_Short problem_
Answer these questions from the review of the sermon on grace:
(a) On what date was the sermon preached?
(b) What does the review name as the second point of the sermon?
(c) Which part of the sermon does the review call its "more vital position"?

--- Given passage ---

Grace. A Sermon, preached at St. Paul's Church, Boughton, Chester, on Sunday Morning, August 15, 1841. By the Rev. John Gaman, B.A., Minister. However interesting the contemplation of the glorious works of creation, it is difficult from such to distinguish what are a writer's real sentiments upon points of greater moment. A man may write with considerable aptitude, or preach with an equal degree of interest and attraction, upon the works of God; and yet be as destitute of a saving knowledge of that Divine Being whose works he is applauding, as the veriest insect, the Creator's skill in whose formation he is attempting to delineate. He may .dwell, too, with a measure of consistency, upon the second point of the Sermon before us—The providence of God; and occupy the attention of the reader, or the hearer, with a variety of illustration and argument in justification of his position, as a believer in the general and the special providence of Jehovah; and yet have no saving interest therein. But, when he approaches a disquisition of the origin, nature, and peculiar properties of the grace of God, then there is a sort of closing in, a more important contact, than in either of the preceding positions. The writer, or the preacher (if he be a man of truth) here attempts to exhibit a greater transparency of sentiment; and the reader, or the hearer, with more eagerness, places himself in an attitude of inquiry, as to who and what he is. This scrutiny, in our feeble judgment, this sermon bears. Passing over its first and second parts, dwelt on as they are with considerable ability, we come to its third and more vital position ; and here the preacher sets forth boldly the fall of man—the pre-ordination of God, to rescue his elect from the ruins of that fall; the Father making overtures to the Son, and the Son entering into divine suretyship engagements on behalf of the church; and the Mediator coming, in the fulness of time, to accomplish his purposes of mercy. In concise, yet clear terms, the preacher sets forth the carrying out the purposes of grace, by the eternal Spirit, quickening the elect sons and daughters of Adam-leading them on through the wilderness - preserving their feet-and conducting them safely into the haven of eternal rest.

--- Material provided ---

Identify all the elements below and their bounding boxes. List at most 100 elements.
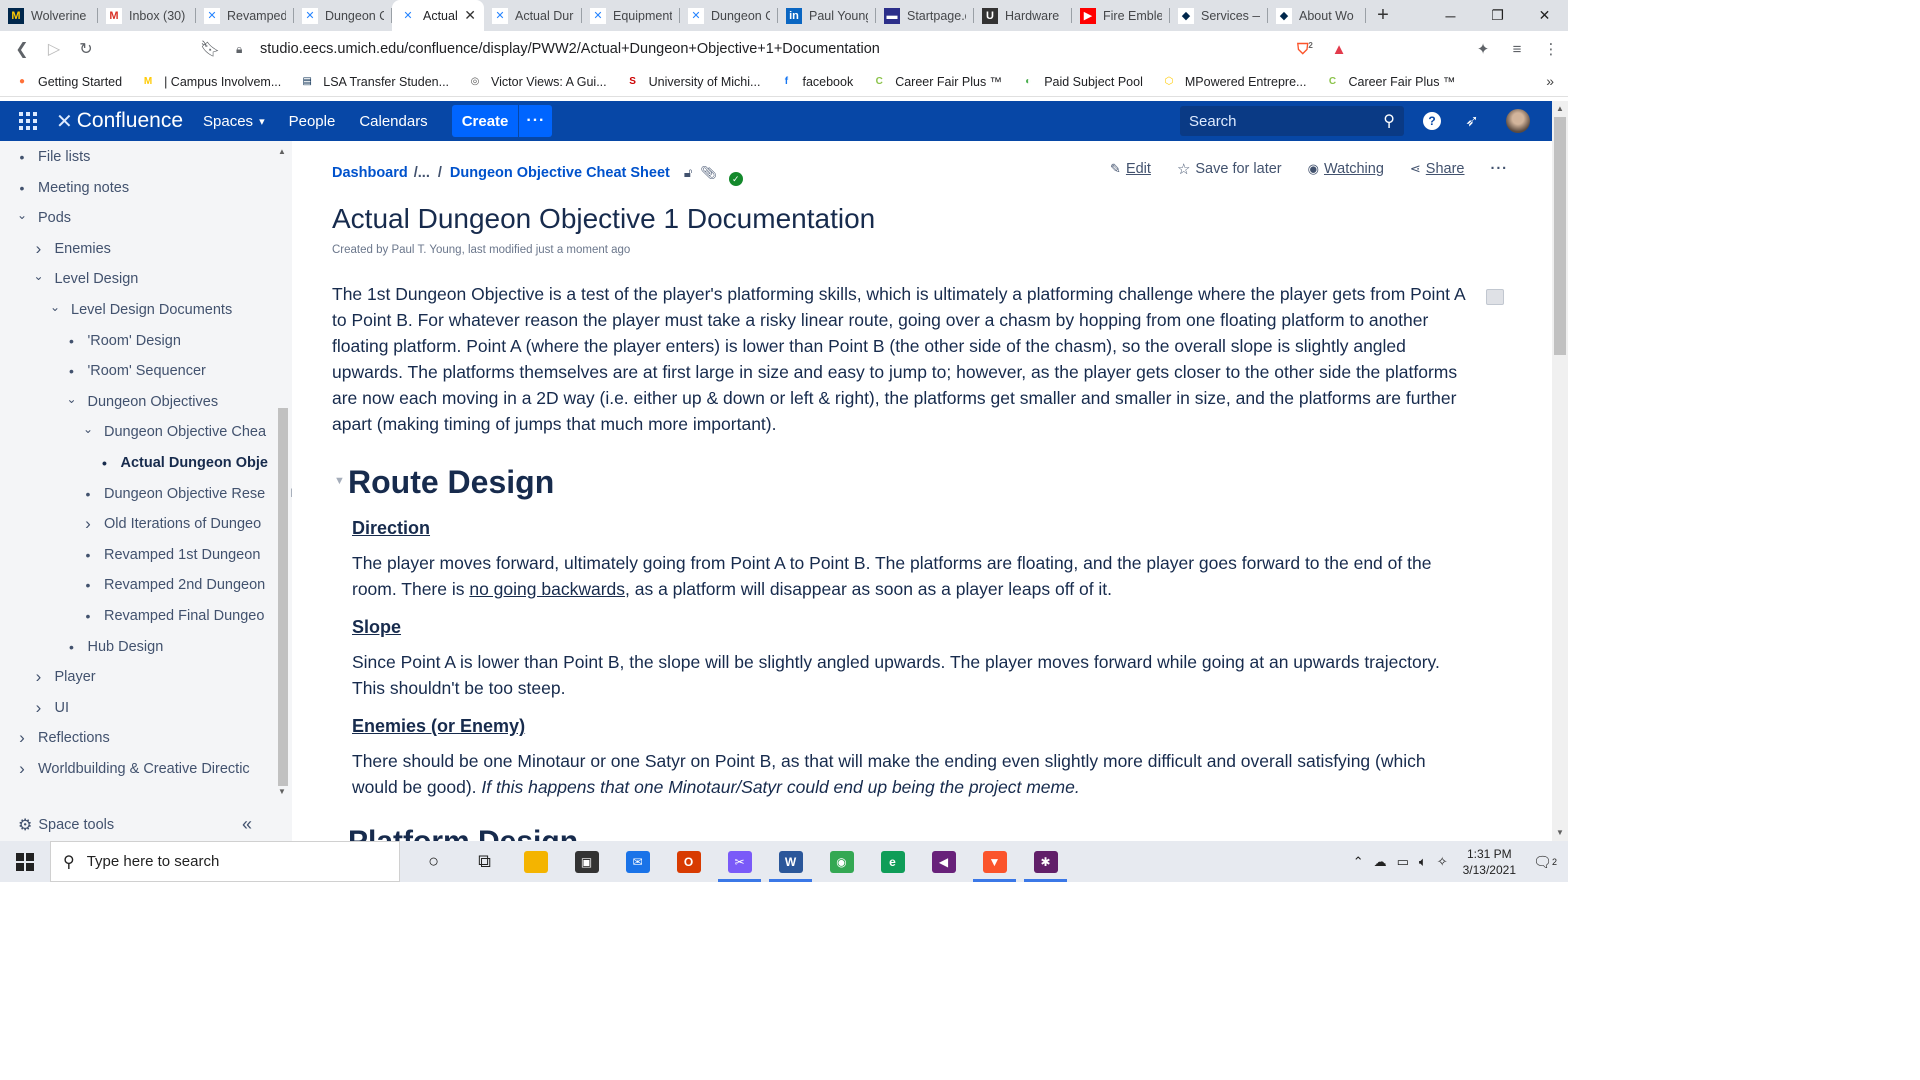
- sidebar-tree-item[interactable]: ⌄ Level Design Documents: [47, 295, 232, 325]
- bookmark-icon[interactable]: 🔖︎: [194, 33, 226, 65]
- sidebar-tree-item[interactable]: › UI: [31, 693, 69, 723]
- space-tools-button[interactable]: ⚙ Space tools: [18, 815, 114, 835]
- sidebar-tree-item[interactable]: • File lists: [14, 142, 91, 172]
- bookmark-item[interactable]: ● Getting Started: [14, 74, 122, 90]
- store-icon[interactable]: ▣: [561, 841, 612, 882]
- scroll-down-icon[interactable]: ▼: [278, 787, 286, 796]
- search-input[interactable]: Search ⚲: [1180, 106, 1404, 136]
- browser-tab[interactable]: ✕ Actual ✕: [392, 0, 484, 31]
- browser-tab[interactable]: in Paul Young: [778, 0, 876, 31]
- nav-calendars[interactable]: Calendars: [359, 113, 427, 130]
- sidebar-tree-item[interactable]: › Reflections: [14, 723, 110, 753]
- breadcrumb-dashboard[interactable]: Dashboard: [332, 165, 408, 181]
- chevron-down-icon[interactable]: ⌄: [31, 269, 47, 283]
- browser-tab[interactable]: ✕ Dungeon O: [680, 0, 778, 31]
- scroll-up-icon[interactable]: ▲: [278, 147, 286, 156]
- chevron-down-icon[interactable]: ⌄: [64, 392, 80, 406]
- dropbox-icon[interactable]: ✧: [1437, 854, 1448, 870]
- browser-menu-icon[interactable]: ⋮: [1534, 40, 1568, 58]
- bookmark-item[interactable]: ▤ LSA Transfer Studen...: [299, 74, 450, 90]
- file-explorer-icon[interactable]: ▭: [510, 841, 561, 882]
- sidebar-tree-item[interactable]: • 'Room' Design: [64, 326, 181, 356]
- sidebar-tree-item[interactable]: ⌄ Pods: [14, 203, 71, 233]
- browser-tab[interactable]: ▬ Startpage.c: [876, 0, 974, 31]
- avatar[interactable]: [1506, 109, 1530, 133]
- sidebar-tree-item[interactable]: • Revamped 2nd Dungeon: [80, 570, 266, 600]
- chevron-down-icon[interactable]: ⌄: [47, 300, 63, 314]
- sidebar-scrollbar[interactable]: ▲ ▼: [275, 141, 290, 801]
- sidebar-tree-item[interactable]: ⌄ Level Design: [31, 264, 138, 294]
- bookmark-item[interactable]: S University of Michi...: [625, 74, 760, 90]
- more-actions-icon[interactable]: ···: [1491, 161, 1509, 177]
- slack-icon[interactable]: ✱: [1020, 841, 1071, 882]
- page-scroll-thumb[interactable]: [1554, 117, 1566, 355]
- browser-tab[interactable]: U Hardware: [974, 0, 1072, 31]
- taskbar-clock[interactable]: 1:31 PM 3/13/2021: [1463, 846, 1516, 878]
- brave-shield-icon[interactable]: ⛉ 2: [1288, 41, 1322, 58]
- browser-tab[interactable]: ▶ Fire Emble: [1072, 0, 1170, 31]
- collapse-sidebar-icon[interactable]: «: [242, 814, 252, 835]
- cortana-icon[interactable]: ○: [408, 841, 459, 882]
- windows-start-icon[interactable]: [0, 841, 50, 882]
- sidebar-tree-item[interactable]: • Actual Dungeon Obje: [97, 448, 268, 478]
- notifications-icon[interactable]: ➶: [1460, 109, 1484, 133]
- page-scrollbar[interactable]: ▲ ▼: [1552, 101, 1568, 841]
- nav-spaces[interactable]: Spaces ▾: [203, 113, 265, 130]
- action-center-icon[interactable]: 🗨︎ 2: [1530, 853, 1560, 871]
- nav-people[interactable]: People: [289, 113, 336, 130]
- sidebar-tree-item[interactable]: • Meeting notes: [14, 173, 130, 203]
- scroll-down-icon[interactable]: ▼: [1556, 828, 1564, 837]
- bookmark-item[interactable]: C Career Fair Plus ™: [871, 74, 1003, 90]
- battery-icon[interactable]: ▭: [1397, 854, 1409, 870]
- bookmark-item[interactable]: C Career Fair Plus ™: [1324, 74, 1456, 90]
- brave-icon[interactable]: ▼: [969, 841, 1020, 882]
- bookmark-item[interactable]: ◐ Paid Subject Pool: [1020, 74, 1143, 90]
- create-button[interactable]: Create: [451, 105, 519, 137]
- bookmark-item[interactable]: ⬡ MPowered Entrepre...: [1161, 74, 1307, 90]
- chevron-down-icon[interactable]: ⌄: [14, 208, 30, 222]
- chevron-right-icon[interactable]: ›: [80, 514, 96, 534]
- browser-tab[interactable]: M Inbox (30): [98, 0, 196, 31]
- chrome-icon[interactable]: ◉: [816, 841, 867, 882]
- sidebar-tree-item[interactable]: › Enemies: [31, 234, 111, 264]
- confluence-logo[interactable]: ✕ Confluence: [56, 109, 183, 134]
- sidebar-tree-item[interactable]: • Dungeon Objective Rese: [80, 479, 266, 509]
- office-icon[interactable]: O: [663, 841, 714, 882]
- taskbar-search-input[interactable]: ⚲ Type here to search: [50, 841, 400, 882]
- back-icon[interactable]: ❮: [6, 33, 38, 65]
- bookmark-item[interactable]: ◎ Victor Views: A Gui...: [467, 74, 607, 90]
- close-tab-icon[interactable]: ✕: [464, 7, 476, 24]
- sidebar-tree-item[interactable]: • Revamped 1st Dungeon: [80, 540, 261, 570]
- onedrive-icon[interactable]: ☁: [1374, 854, 1387, 870]
- reload-icon[interactable]: ↻: [70, 33, 102, 65]
- share-button[interactable]: ⋖ Share: [1410, 161, 1465, 177]
- close-window-icon[interactable]: ✕: [1521, 0, 1568, 31]
- collapse-heading-icon[interactable]: ▼: [334, 475, 345, 487]
- chevron-up-icon[interactable]: ⌃: [1353, 854, 1364, 870]
- visual-studio-icon[interactable]: ◀: [918, 841, 969, 882]
- minimize-icon[interactable]: ─: [1427, 0, 1474, 31]
- browser-tab[interactable]: ✕ Revamped: [196, 0, 294, 31]
- edge-icon[interactable]: e: [867, 841, 918, 882]
- sidebar-tree-item[interactable]: • 'Room' Sequencer: [64, 356, 206, 386]
- new-tab-button[interactable]: +: [1366, 0, 1400, 31]
- extensions-icon[interactable]: ✦: [1466, 40, 1500, 58]
- save-for-later-button[interactable]: ☆ Save for later: [1177, 160, 1282, 178]
- sidebar-tree-item[interactable]: › Player: [31, 662, 96, 692]
- sidebar-tree-item[interactable]: ⌄ Dungeon Objectives: [64, 387, 218, 417]
- brave-rewards-icon[interactable]: ▲: [1322, 41, 1356, 58]
- watching-button[interactable]: ◉ Watching: [1308, 161, 1384, 177]
- snip-icon[interactable]: ✂: [714, 841, 765, 882]
- sidebar-scroll-thumb[interactable]: [278, 408, 288, 786]
- chevron-right-icon[interactable]: ›: [31, 698, 47, 718]
- sidebar-tree-item[interactable]: • Hub Design: [64, 632, 163, 662]
- mail-icon[interactable]: ✉: [612, 841, 663, 882]
- sidebar-tree-item[interactable]: › Worldbuilding & Creative Directic: [14, 754, 250, 784]
- scroll-up-icon[interactable]: ▲: [1556, 104, 1564, 113]
- chevron-down-icon[interactable]: ⌄: [80, 422, 96, 436]
- sidebar-tree-item[interactable]: › Old Iterations of Dungeo: [80, 509, 261, 539]
- page-tree-toggle-icon[interactable]: [1486, 289, 1504, 305]
- bookmarks-overflow-icon[interactable]: »: [1546, 73, 1554, 89]
- help-icon[interactable]: ?: [1420, 109, 1444, 133]
- chevron-right-icon[interactable]: ›: [14, 759, 30, 779]
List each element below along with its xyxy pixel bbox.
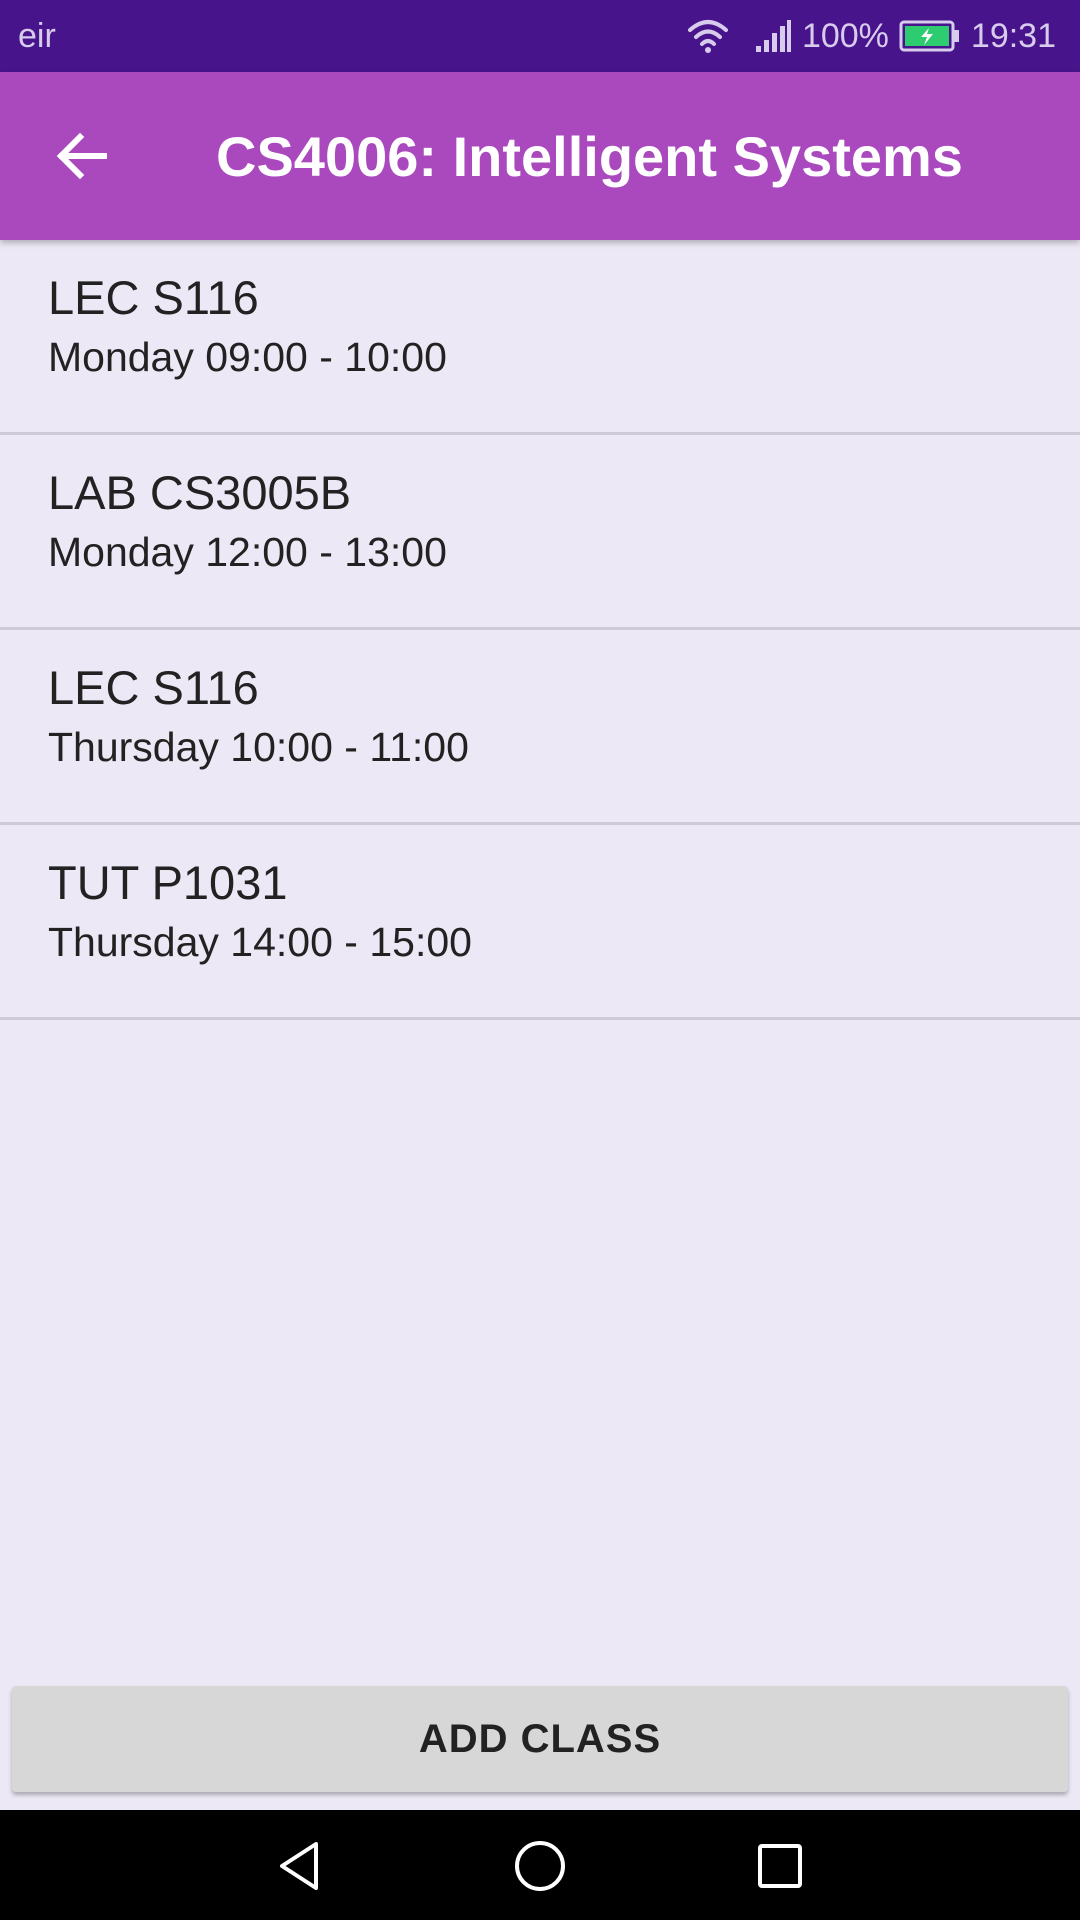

---

_Final result_
(a) Sunday morning, August 15, 1841
(b) The providence of God
(c) The third part